- INFORMATION SHOWN

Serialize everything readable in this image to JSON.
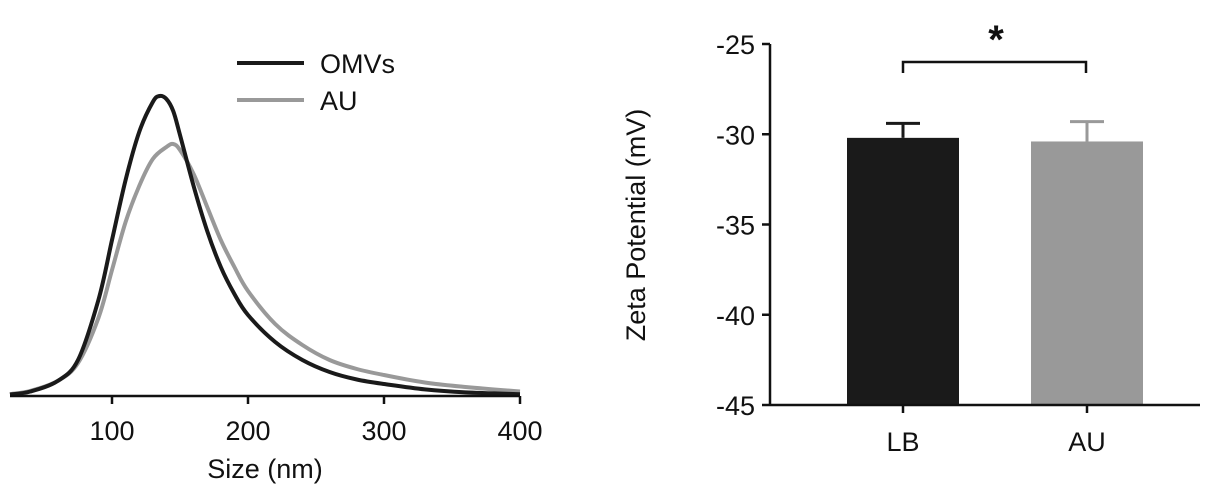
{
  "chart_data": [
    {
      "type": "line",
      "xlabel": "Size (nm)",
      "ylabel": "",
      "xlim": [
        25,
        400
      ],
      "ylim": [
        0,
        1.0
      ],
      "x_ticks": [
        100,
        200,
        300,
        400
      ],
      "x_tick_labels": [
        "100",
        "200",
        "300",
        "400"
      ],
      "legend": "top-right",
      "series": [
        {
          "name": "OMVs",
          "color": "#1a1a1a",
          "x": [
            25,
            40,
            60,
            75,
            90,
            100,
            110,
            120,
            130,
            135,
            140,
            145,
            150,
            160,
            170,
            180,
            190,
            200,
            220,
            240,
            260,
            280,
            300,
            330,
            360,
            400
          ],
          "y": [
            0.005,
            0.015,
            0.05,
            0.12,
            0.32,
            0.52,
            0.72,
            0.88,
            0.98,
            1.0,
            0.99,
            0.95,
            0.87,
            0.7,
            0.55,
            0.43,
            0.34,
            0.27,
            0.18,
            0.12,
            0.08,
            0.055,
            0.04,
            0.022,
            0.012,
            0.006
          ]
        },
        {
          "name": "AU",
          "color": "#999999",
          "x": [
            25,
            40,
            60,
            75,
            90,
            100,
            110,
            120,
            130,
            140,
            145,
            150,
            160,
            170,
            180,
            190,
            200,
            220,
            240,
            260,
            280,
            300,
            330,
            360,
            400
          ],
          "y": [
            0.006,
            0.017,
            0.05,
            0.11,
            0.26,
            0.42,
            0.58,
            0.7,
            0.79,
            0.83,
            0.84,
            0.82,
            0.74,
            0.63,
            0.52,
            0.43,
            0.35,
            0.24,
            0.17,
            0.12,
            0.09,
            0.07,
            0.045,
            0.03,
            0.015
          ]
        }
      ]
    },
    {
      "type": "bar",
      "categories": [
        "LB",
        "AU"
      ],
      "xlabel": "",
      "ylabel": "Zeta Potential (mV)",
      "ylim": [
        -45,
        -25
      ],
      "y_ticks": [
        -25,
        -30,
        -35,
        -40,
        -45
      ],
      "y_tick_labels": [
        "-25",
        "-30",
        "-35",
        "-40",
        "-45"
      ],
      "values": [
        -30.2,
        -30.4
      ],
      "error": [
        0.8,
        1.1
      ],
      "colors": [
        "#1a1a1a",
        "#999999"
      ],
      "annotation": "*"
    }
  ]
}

- TASK REQUIREMENTS
Copy the records exactly. Skip the pictures.

- COMPLETED TASK
Serialize everything readable in this image to JSON.
{
  "chart_data": [
    {
      "type": "line",
      "xlabel": "Size (nm)",
      "ylabel": "",
      "xlim": [
        25,
        400
      ],
      "ylim": [
        0,
        1.0
      ],
      "x_ticks": [
        100,
        200,
        300,
        400
      ],
      "x_tick_labels": [
        "100",
        "200",
        "300",
        "400"
      ],
      "legend": "top-right",
      "series": [
        {
          "name": "OMVs",
          "color": "#1a1a1a",
          "x": [
            25,
            40,
            60,
            75,
            90,
            100,
            110,
            120,
            130,
            135,
            140,
            145,
            150,
            160,
            170,
            180,
            190,
            200,
            220,
            240,
            260,
            280,
            300,
            330,
            360,
            400
          ],
          "y": [
            0.005,
            0.015,
            0.05,
            0.12,
            0.32,
            0.52,
            0.72,
            0.88,
            0.98,
            1.0,
            0.99,
            0.95,
            0.87,
            0.7,
            0.55,
            0.43,
            0.34,
            0.27,
            0.18,
            0.12,
            0.08,
            0.055,
            0.04,
            0.022,
            0.012,
            0.006
          ]
        },
        {
          "name": "AU",
          "color": "#999999",
          "x": [
            25,
            40,
            60,
            75,
            90,
            100,
            110,
            120,
            130,
            140,
            145,
            150,
            160,
            170,
            180,
            190,
            200,
            220,
            240,
            260,
            280,
            300,
            330,
            360,
            400
          ],
          "y": [
            0.006,
            0.017,
            0.05,
            0.11,
            0.26,
            0.42,
            0.58,
            0.7,
            0.79,
            0.83,
            0.84,
            0.82,
            0.74,
            0.63,
            0.52,
            0.43,
            0.35,
            0.24,
            0.17,
            0.12,
            0.09,
            0.07,
            0.045,
            0.03,
            0.015
          ]
        }
      ]
    },
    {
      "type": "bar",
      "categories": [
        "LB",
        "AU"
      ],
      "xlabel": "",
      "ylabel": "Zeta Potential (mV)",
      "ylim": [
        -45,
        -25
      ],
      "y_ticks": [
        -25,
        -30,
        -35,
        -40,
        -45
      ],
      "y_tick_labels": [
        "-25",
        "-30",
        "-35",
        "-40",
        "-45"
      ],
      "values": [
        -30.2,
        -30.4
      ],
      "error": [
        0.8,
        1.1
      ],
      "colors": [
        "#1a1a1a",
        "#999999"
      ],
      "annotation": "*"
    }
  ]
}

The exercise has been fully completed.